Dataset entries on figures
** begin **

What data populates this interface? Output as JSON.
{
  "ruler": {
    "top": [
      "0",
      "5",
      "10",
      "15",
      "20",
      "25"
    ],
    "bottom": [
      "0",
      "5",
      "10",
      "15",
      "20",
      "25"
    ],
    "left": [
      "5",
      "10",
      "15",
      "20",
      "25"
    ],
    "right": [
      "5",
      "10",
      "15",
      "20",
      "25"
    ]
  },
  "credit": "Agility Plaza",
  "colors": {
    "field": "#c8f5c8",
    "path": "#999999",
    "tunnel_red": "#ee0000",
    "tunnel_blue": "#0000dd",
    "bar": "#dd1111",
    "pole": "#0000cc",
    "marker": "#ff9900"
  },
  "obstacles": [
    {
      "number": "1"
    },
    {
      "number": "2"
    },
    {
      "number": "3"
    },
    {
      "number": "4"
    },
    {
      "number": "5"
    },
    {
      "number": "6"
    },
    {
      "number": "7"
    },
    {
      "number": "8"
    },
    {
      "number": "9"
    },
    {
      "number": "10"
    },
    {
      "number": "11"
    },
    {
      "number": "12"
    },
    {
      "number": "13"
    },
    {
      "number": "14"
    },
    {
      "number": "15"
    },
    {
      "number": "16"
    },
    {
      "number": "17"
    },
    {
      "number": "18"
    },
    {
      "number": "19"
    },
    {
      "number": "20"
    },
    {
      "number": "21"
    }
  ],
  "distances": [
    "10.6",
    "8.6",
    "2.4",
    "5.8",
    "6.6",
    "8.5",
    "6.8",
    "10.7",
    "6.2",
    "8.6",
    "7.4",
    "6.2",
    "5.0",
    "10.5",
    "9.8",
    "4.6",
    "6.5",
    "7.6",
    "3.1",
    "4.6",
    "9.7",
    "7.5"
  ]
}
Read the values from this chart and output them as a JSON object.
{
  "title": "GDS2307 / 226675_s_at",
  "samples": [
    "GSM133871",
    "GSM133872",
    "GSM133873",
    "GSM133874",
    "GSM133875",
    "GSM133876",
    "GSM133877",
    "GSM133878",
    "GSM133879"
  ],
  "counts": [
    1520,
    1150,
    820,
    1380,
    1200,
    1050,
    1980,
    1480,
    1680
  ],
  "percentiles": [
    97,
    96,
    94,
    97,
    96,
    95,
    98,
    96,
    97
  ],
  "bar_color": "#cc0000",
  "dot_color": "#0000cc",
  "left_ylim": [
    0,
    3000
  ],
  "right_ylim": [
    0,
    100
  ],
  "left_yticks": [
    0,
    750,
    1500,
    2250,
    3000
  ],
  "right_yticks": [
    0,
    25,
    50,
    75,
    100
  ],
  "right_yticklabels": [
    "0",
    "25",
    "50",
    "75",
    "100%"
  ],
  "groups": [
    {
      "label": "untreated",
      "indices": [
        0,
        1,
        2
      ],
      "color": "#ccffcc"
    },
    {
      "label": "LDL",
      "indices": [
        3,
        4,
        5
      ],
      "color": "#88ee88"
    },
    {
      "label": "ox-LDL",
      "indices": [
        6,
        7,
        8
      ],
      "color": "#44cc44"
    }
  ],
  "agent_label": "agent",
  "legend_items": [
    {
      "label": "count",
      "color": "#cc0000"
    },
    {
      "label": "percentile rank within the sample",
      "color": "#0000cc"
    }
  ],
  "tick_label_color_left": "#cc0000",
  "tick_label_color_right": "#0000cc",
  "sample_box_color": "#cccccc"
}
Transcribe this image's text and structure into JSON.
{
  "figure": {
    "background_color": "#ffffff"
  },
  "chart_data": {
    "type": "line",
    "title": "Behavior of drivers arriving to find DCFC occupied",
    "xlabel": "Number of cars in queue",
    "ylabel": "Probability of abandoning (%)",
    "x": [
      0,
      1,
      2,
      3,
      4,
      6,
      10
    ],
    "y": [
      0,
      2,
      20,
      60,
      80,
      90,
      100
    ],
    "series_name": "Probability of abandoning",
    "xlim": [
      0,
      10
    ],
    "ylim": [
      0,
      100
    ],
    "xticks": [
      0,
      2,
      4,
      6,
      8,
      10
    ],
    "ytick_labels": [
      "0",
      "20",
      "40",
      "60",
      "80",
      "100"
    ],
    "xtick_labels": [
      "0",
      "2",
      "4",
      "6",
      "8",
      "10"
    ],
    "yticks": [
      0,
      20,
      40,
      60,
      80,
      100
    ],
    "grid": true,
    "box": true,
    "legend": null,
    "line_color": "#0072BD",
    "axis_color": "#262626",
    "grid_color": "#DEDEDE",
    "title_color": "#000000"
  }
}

** end **

* **STATED EXERCISE**
Print the listing above in its entirety, with every line exact.

* **EXERCISE ANSWER**
What data populates this interface? Output as JSON.
{
  "ruler": {
    "top": [
      "0",
      "5",
      "10",
      "15",
      "20",
      "25"
    ],
    "bottom": [
      "0",
      "5",
      "10",
      "15",
      "20",
      "25"
    ],
    "left": [
      "5",
      "10",
      "15",
      "20",
      "25"
    ],
    "right": [
      "5",
      "10",
      "15",
      "20",
      "25"
    ]
  },
  "credit": "Agility Plaza",
  "colors": {
    "field": "#c8f5c8",
    "path": "#999999",
    "tunnel_red": "#ee0000",
    "tunnel_blue": "#0000dd",
    "bar": "#dd1111",
    "pole": "#0000cc",
    "marker": "#ff9900"
  },
  "obstacles": [
    {
      "number": "1"
    },
    {
      "number": "2"
    },
    {
      "number": "3"
    },
    {
      "number": "4"
    },
    {
      "number": "5"
    },
    {
      "number": "6"
    },
    {
      "number": "7"
    },
    {
      "number": "8"
    },
    {
      "number": "9"
    },
    {
      "number": "10"
    },
    {
      "number": "11"
    },
    {
      "number": "12"
    },
    {
      "number": "13"
    },
    {
      "number": "14"
    },
    {
      "number": "15"
    },
    {
      "number": "16"
    },
    {
      "number": "17"
    },
    {
      "number": "18"
    },
    {
      "number": "19"
    },
    {
      "number": "20"
    },
    {
      "number": "21"
    }
  ],
  "distances": [
    "10.6",
    "8.6",
    "2.4",
    "5.8",
    "6.6",
    "8.5",
    "6.8",
    "10.7",
    "6.2",
    "8.6",
    "7.4",
    "6.2",
    "5.0",
    "10.5",
    "9.8",
    "4.6",
    "6.5",
    "7.6",
    "3.1",
    "4.6",
    "9.7",
    "7.5"
  ]
}
Read the values from this chart and output them as a JSON object.
{
  "title": "GDS2307 / 226675_s_at",
  "samples": [
    "GSM133871",
    "GSM133872",
    "GSM133873",
    "GSM133874",
    "GSM133875",
    "GSM133876",
    "GSM133877",
    "GSM133878",
    "GSM133879"
  ],
  "counts": [
    1520,
    1150,
    820,
    1380,
    1200,
    1050,
    1980,
    1480,
    1680
  ],
  "percentiles": [
    97,
    96,
    94,
    97,
    96,
    95,
    98,
    96,
    97
  ],
  "bar_color": "#cc0000",
  "dot_color": "#0000cc",
  "left_ylim": [
    0,
    3000
  ],
  "right_ylim": [
    0,
    100
  ],
  "left_yticks": [
    0,
    750,
    1500,
    2250,
    3000
  ],
  "right_yticks": [
    0,
    25,
    50,
    75,
    100
  ],
  "right_yticklabels": [
    "0",
    "25",
    "50",
    "75",
    "100%"
  ],
  "groups": [
    {
      "label": "untreated",
      "indices": [
        0,
        1,
        2
      ],
      "color": "#ccffcc"
    },
    {
      "label": "LDL",
      "indices": [
        3,
        4,
        5
      ],
      "color": "#88ee88"
    },
    {
      "label": "ox-LDL",
      "indices": [
        6,
        7,
        8
      ],
      "color": "#44cc44"
    }
  ],
  "agent_label": "agent",
  "legend_items": [
    {
      "label": "count",
      "color": "#cc0000"
    },
    {
      "label": "percentile rank within the sample",
      "color": "#0000cc"
    }
  ],
  "tick_label_color_left": "#cc0000",
  "tick_label_color_right": "#0000cc",
  "sample_box_color": "#cccccc"
}
Transcribe this image's text and structure into JSON.
{
  "figure": {
    "background_color": "#ffffff"
  },
  "chart_data": {
    "type": "line",
    "title": "Behavior of drivers arriving to find DCFC occupied",
    "xlabel": "Number of cars in queue",
    "ylabel": "Probability of abandoning (%)",
    "x": [
      0,
      1,
      2,
      3,
      4,
      6,
      10
    ],
    "y": [
      0,
      2,
      20,
      60,
      80,
      90,
      100
    ],
    "series_name": "Probability of abandoning",
    "xlim": [
      0,
      10
    ],
    "ylim": [
      0,
      100
    ],
    "xticks": [
      0,
      2,
      4,
      6,
      8,
      10
    ],
    "ytick_labels": [
      "0",
      "20",
      "40",
      "60",
      "80",
      "100"
    ],
    "xtick_labels": [
      "0",
      "2",
      "4",
      "6",
      "8",
      "10"
    ],
    "yticks": [
      0,
      20,
      40,
      60,
      80,
      100
    ],
    "grid": true,
    "box": true,
    "legend": null,
    "line_color": "#0072BD",
    "axis_color": "#262626",
    "grid_color": "#DEDEDE",
    "title_color": "#000000"
  }
}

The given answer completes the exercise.